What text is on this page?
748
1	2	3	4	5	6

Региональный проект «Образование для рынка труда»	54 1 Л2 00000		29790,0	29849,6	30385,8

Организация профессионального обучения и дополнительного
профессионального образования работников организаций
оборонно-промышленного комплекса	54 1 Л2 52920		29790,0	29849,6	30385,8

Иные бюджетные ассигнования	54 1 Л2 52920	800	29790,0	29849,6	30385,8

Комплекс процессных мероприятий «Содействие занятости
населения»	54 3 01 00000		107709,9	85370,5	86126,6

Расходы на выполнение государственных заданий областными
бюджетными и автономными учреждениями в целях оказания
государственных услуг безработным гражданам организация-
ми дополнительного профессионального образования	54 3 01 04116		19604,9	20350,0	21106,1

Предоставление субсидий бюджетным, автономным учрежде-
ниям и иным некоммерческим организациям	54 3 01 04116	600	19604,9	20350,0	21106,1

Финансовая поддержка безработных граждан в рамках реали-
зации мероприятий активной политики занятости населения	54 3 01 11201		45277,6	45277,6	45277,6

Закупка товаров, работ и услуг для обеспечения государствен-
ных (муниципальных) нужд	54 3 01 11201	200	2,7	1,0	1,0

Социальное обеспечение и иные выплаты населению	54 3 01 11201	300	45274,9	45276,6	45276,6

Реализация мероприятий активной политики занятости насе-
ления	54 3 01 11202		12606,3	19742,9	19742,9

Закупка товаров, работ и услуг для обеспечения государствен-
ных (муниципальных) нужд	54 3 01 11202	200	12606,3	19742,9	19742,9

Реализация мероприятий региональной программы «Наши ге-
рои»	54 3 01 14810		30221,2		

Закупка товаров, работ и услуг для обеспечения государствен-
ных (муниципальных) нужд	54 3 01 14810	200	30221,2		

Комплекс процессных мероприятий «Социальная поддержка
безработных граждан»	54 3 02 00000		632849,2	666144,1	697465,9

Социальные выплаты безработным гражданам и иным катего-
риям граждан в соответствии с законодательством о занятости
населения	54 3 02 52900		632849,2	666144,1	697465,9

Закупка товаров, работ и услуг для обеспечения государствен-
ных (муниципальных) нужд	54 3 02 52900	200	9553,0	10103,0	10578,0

..........

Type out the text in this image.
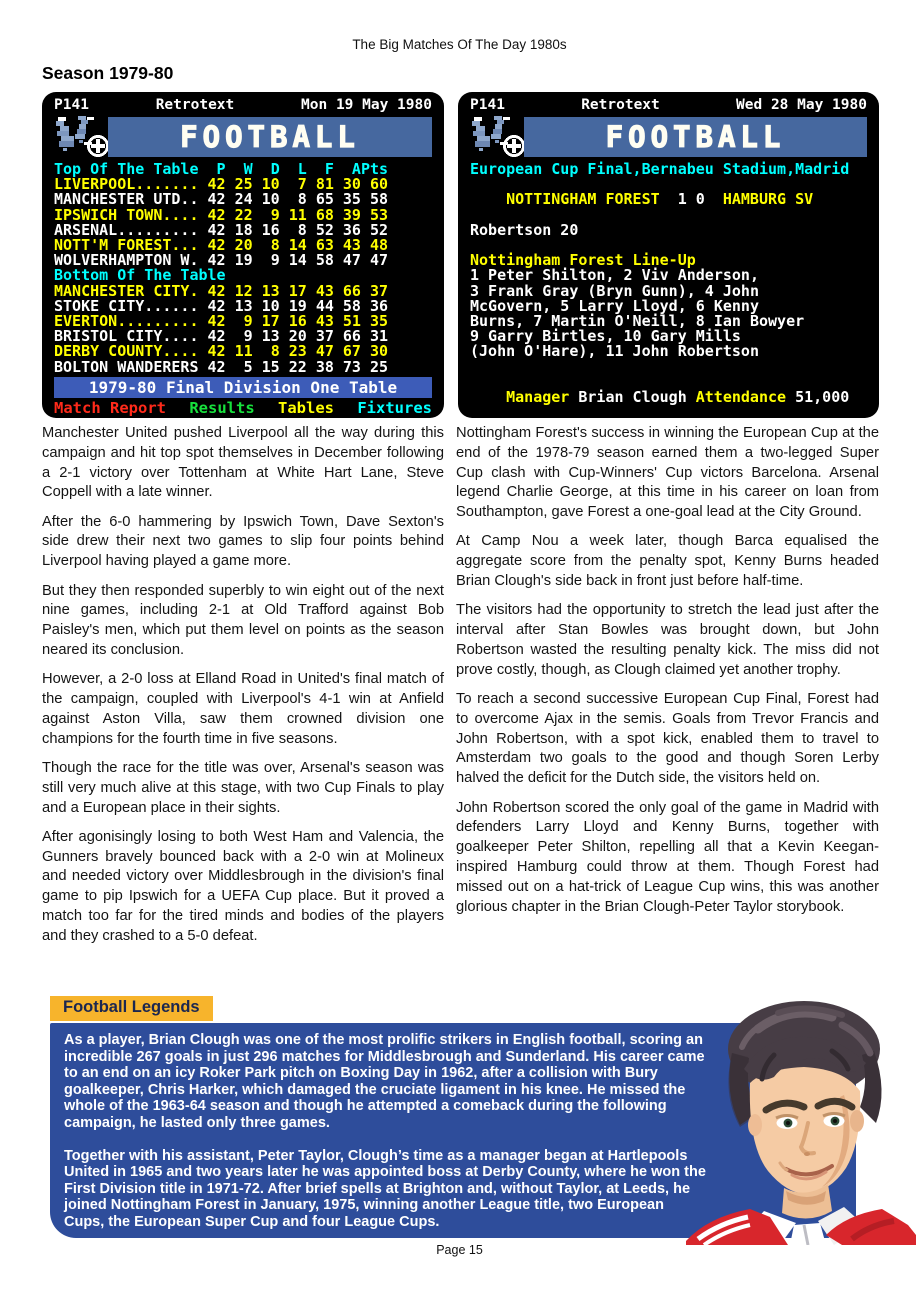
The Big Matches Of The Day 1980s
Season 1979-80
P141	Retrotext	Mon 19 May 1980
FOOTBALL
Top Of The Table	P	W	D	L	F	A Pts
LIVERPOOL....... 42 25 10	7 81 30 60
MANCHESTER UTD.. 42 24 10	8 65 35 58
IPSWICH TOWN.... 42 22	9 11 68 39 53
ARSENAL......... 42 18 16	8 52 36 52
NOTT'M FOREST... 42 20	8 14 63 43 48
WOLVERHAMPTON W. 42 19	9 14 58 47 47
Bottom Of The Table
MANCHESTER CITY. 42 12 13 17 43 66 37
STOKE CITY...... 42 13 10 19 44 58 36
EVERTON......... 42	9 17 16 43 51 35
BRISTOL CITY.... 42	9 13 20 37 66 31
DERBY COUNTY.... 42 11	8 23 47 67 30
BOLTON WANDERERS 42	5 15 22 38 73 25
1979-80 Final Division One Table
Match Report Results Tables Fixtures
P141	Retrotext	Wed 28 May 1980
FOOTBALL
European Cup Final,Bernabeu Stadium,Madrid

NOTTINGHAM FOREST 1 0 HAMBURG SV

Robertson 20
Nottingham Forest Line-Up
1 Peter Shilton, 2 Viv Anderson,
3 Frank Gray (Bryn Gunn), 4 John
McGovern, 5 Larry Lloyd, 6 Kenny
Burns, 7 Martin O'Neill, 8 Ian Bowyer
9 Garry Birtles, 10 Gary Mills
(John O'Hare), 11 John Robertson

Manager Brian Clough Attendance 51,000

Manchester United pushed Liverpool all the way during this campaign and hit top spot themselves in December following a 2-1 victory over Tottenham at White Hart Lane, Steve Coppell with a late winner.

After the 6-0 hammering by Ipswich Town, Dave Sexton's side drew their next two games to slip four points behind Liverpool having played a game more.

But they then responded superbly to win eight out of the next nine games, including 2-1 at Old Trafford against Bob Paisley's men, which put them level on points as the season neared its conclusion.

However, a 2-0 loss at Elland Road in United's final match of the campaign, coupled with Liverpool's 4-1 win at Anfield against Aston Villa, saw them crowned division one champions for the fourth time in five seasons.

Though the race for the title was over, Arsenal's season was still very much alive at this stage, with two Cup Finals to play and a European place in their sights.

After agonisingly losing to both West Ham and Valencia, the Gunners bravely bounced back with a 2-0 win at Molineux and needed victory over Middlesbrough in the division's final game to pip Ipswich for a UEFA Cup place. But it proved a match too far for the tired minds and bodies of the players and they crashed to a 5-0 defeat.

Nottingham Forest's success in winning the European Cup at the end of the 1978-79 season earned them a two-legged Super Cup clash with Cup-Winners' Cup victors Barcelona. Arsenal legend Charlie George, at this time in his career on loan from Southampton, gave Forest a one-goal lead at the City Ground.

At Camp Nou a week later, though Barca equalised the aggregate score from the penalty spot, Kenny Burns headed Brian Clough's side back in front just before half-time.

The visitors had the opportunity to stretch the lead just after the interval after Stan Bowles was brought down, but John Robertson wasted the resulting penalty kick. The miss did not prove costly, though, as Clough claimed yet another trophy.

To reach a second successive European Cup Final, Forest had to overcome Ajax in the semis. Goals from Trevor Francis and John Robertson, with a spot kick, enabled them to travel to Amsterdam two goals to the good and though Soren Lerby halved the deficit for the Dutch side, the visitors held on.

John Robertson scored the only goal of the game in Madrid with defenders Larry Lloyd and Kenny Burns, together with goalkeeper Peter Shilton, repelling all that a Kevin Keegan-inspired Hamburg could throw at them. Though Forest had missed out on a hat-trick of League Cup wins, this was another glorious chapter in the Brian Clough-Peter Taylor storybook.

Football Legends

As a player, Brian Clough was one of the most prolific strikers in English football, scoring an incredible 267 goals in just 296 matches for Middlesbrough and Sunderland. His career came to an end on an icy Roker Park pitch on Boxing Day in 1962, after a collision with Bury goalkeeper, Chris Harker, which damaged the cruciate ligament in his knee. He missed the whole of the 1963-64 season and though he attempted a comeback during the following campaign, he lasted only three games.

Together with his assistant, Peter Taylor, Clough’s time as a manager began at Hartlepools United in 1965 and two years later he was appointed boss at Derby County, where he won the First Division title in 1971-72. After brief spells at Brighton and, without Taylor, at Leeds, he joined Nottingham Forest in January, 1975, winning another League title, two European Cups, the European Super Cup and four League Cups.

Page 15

..........

## PROBLEM TO WORK ON
Isolate the lines that hold the word "безработным" and copy all of them.

## ANSWER TO THIS TASK
государственных услуг безработным гражданам организация-
Социальные выплаты безработным гражданам и иным катего-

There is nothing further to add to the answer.